• [Supplied data]
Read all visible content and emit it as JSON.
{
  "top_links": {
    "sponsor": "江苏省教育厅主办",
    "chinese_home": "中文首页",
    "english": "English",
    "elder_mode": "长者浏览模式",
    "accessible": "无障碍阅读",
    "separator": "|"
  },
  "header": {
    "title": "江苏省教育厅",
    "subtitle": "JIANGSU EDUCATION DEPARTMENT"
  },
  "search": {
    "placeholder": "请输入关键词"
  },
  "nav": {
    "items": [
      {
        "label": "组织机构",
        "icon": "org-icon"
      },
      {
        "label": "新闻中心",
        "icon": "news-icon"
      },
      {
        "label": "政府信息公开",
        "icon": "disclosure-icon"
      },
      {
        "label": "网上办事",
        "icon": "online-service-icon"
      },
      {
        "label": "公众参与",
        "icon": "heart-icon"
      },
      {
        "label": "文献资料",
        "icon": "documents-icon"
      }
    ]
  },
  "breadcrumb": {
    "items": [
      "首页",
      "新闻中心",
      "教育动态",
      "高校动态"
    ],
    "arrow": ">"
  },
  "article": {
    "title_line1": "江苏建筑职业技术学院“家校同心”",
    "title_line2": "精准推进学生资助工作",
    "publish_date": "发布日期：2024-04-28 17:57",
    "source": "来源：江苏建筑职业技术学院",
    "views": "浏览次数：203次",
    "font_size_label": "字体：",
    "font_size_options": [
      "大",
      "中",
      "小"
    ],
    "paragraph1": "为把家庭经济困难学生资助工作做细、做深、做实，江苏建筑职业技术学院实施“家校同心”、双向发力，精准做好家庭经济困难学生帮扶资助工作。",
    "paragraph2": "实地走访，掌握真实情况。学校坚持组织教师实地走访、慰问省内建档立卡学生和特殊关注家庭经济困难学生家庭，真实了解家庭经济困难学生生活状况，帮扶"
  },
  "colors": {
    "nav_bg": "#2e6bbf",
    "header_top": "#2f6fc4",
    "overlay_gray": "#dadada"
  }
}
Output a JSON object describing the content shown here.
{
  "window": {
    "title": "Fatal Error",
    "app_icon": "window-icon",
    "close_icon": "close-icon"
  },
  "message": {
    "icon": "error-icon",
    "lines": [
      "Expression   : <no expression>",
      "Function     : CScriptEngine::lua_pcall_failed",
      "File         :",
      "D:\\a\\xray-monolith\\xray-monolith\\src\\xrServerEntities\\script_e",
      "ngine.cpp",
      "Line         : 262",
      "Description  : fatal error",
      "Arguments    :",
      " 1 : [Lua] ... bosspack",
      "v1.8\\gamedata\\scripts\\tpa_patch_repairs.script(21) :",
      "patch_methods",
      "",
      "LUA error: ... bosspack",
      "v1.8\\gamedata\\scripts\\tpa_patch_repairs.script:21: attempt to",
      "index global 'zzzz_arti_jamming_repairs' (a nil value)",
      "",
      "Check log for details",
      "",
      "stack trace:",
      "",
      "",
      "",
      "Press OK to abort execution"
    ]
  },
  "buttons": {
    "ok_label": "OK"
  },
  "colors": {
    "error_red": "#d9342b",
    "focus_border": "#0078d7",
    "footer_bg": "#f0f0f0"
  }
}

• [Task goal] Write out the complete set of records exactly as given.

• [Right answer]
Read all visible content and emit it as JSON.
{
  "top_links": {
    "sponsor": "江苏省教育厅主办",
    "chinese_home": "中文首页",
    "english": "English",
    "elder_mode": "长者浏览模式",
    "accessible": "无障碍阅读",
    "separator": "|"
  },
  "header": {
    "title": "江苏省教育厅",
    "subtitle": "JIANGSU EDUCATION DEPARTMENT"
  },
  "search": {
    "placeholder": "请输入关键词"
  },
  "nav": {
    "items": [
      {
        "label": "组织机构",
        "icon": "org-icon"
      },
      {
        "label": "新闻中心",
        "icon": "news-icon"
      },
      {
        "label": "政府信息公开",
        "icon": "disclosure-icon"
      },
      {
        "label": "网上办事",
        "icon": "online-service-icon"
      },
      {
        "label": "公众参与",
        "icon": "heart-icon"
      },
      {
        "label": "文献资料",
        "icon": "documents-icon"
      }
    ]
  },
  "breadcrumb": {
    "items": [
      "首页",
      "新闻中心",
      "教育动态",
      "高校动态"
    ],
    "arrow": ">"
  },
  "article": {
    "title_line1": "江苏建筑职业技术学院“家校同心”",
    "title_line2": "精准推进学生资助工作",
    "publish_date": "发布日期：2024-04-28 17:57",
    "source": "来源：江苏建筑职业技术学院",
    "views": "浏览次数：203次",
    "font_size_label": "字体：",
    "font_size_options": [
      "大",
      "中",
      "小"
    ],
    "paragraph1": "为把家庭经济困难学生资助工作做细、做深、做实，江苏建筑职业技术学院实施“家校同心”、双向发力，精准做好家庭经济困难学生帮扶资助工作。",
    "paragraph2": "实地走访，掌握真实情况。学校坚持组织教师实地走访、慰问省内建档立卡学生和特殊关注家庭经济困难学生家庭，真实了解家庭经济困难学生生活状况，帮扶"
  },
  "colors": {
    "nav_bg": "#2e6bbf",
    "header_top": "#2f6fc4",
    "overlay_gray": "#dadada"
  }
}
Output a JSON object describing the content shown here.
{
  "window": {
    "title": "Fatal Error",
    "app_icon": "window-icon",
    "close_icon": "close-icon"
  },
  "message": {
    "icon": "error-icon",
    "lines": [
      "Expression   : <no expression>",
      "Function     : CScriptEngine::lua_pcall_failed",
      "File         :",
      "D:\\a\\xray-monolith\\xray-monolith\\src\\xrServerEntities\\script_e",
      "ngine.cpp",
      "Line         : 262",
      "Description  : fatal error",
      "Arguments    :",
      " 1 : [Lua] ... bosspack",
      "v1.8\\gamedata\\scripts\\tpa_patch_repairs.script(21) :",
      "patch_methods",
      "",
      "LUA error: ... bosspack",
      "v1.8\\gamedata\\scripts\\tpa_patch_repairs.script:21: attempt to",
      "index global 'zzzz_arti_jamming_repairs' (a nil value)",
      "",
      "Check log for details",
      "",
      "stack trace:",
      "",
      "",
      "",
      "Press OK to abort execution"
    ]
  },
  "buttons": {
    "ok_label": "OK"
  },
  "colors": {
    "error_red": "#d9342b",
    "focus_border": "#0078d7",
    "footer_bg": "#f0f0f0"
  }
}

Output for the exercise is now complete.